The task
Could you give the data below again, exactly and completely?

++++ Data shown

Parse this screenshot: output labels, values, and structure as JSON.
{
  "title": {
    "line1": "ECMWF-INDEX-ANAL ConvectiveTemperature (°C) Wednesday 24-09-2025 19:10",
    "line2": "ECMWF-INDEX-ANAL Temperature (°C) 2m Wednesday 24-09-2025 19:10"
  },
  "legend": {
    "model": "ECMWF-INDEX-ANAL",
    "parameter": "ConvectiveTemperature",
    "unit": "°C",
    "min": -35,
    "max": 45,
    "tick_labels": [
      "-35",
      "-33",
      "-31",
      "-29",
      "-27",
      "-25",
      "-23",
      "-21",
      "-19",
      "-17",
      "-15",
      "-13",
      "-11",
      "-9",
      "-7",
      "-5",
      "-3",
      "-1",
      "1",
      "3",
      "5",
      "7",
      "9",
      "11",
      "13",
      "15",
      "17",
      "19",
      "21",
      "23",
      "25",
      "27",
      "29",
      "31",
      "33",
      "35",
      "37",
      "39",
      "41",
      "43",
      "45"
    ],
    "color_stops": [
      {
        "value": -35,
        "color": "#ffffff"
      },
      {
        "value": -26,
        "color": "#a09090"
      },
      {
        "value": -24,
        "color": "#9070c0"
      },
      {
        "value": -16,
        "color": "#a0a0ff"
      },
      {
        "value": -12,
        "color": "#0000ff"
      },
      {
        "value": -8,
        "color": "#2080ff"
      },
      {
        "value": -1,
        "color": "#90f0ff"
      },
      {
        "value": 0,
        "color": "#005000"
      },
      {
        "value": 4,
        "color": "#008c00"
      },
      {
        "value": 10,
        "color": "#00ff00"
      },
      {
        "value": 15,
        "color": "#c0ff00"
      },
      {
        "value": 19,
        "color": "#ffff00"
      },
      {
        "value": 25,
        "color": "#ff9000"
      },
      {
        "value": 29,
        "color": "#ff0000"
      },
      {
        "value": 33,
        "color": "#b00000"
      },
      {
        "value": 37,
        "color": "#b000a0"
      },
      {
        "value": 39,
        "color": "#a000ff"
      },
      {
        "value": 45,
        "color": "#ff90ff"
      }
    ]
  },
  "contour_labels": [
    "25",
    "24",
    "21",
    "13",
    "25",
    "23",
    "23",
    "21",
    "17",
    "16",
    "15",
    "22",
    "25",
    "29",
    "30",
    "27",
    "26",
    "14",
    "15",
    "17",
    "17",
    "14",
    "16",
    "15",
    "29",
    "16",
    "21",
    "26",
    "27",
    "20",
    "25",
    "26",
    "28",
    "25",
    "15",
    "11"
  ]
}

++++++++

Written answer
Parse this screenshot: output labels, values, and structure as JSON.
{
  "title": {
    "line1": "ECMWF-INDEX-ANAL ConvectiveTemperature (°C) Wednesday 24-09-2025 19:10",
    "line2": "ECMWF-INDEX-ANAL Temperature (°C) 2m Wednesday 24-09-2025 19:10"
  },
  "legend": {
    "model": "ECMWF-INDEX-ANAL",
    "parameter": "ConvectiveTemperature",
    "unit": "°C",
    "min": -35,
    "max": 45,
    "tick_labels": [
      "-35",
      "-33",
      "-31",
      "-29",
      "-27",
      "-25",
      "-23",
      "-21",
      "-19",
      "-17",
      "-15",
      "-13",
      "-11",
      "-9",
      "-7",
      "-5",
      "-3",
      "-1",
      "1",
      "3",
      "5",
      "7",
      "9",
      "11",
      "13",
      "15",
      "17",
      "19",
      "21",
      "23",
      "25",
      "27",
      "29",
      "31",
      "33",
      "35",
      "37",
      "39",
      "41",
      "43",
      "45"
    ],
    "color_stops": [
      {
        "value": -35,
        "color": "#ffffff"
      },
      {
        "value": -26,
        "color": "#a09090"
      },
      {
        "value": -24,
        "color": "#9070c0"
      },
      {
        "value": -16,
        "color": "#a0a0ff"
      },
      {
        "value": -12,
        "color": "#0000ff"
      },
      {
        "value": -8,
        "color": "#2080ff"
      },
      {
        "value": -1,
        "color": "#90f0ff"
      },
      {
        "value": 0,
        "color": "#005000"
      },
      {
        "value": 4,
        "color": "#008c00"
      },
      {
        "value": 10,
        "color": "#00ff00"
      },
      {
        "value": 15,
        "color": "#c0ff00"
      },
      {
        "value": 19,
        "color": "#ffff00"
      },
      {
        "value": 25,
        "color": "#ff9000"
      },
      {
        "value": 29,
        "color": "#ff0000"
      },
      {
        "value": 33,
        "color": "#b00000"
      },
      {
        "value": 37,
        "color": "#b000a0"
      },
      {
        "value": 39,
        "color": "#a000ff"
      },
      {
        "value": 45,
        "color": "#ff90ff"
      }
    ]
  },
  "contour_labels": [
    "25",
    "24",
    "21",
    "13",
    "25",
    "23",
    "23",
    "21",
    "17",
    "16",
    "15",
    "22",
    "25",
    "29",
    "30",
    "27",
    "26",
    "14",
    "15",
    "17",
    "17",
    "14",
    "16",
    "15",
    "29",
    "16",
    "21",
    "26",
    "27",
    "20",
    "25",
    "26",
    "28",
    "25",
    "15",
    "11"
  ]
}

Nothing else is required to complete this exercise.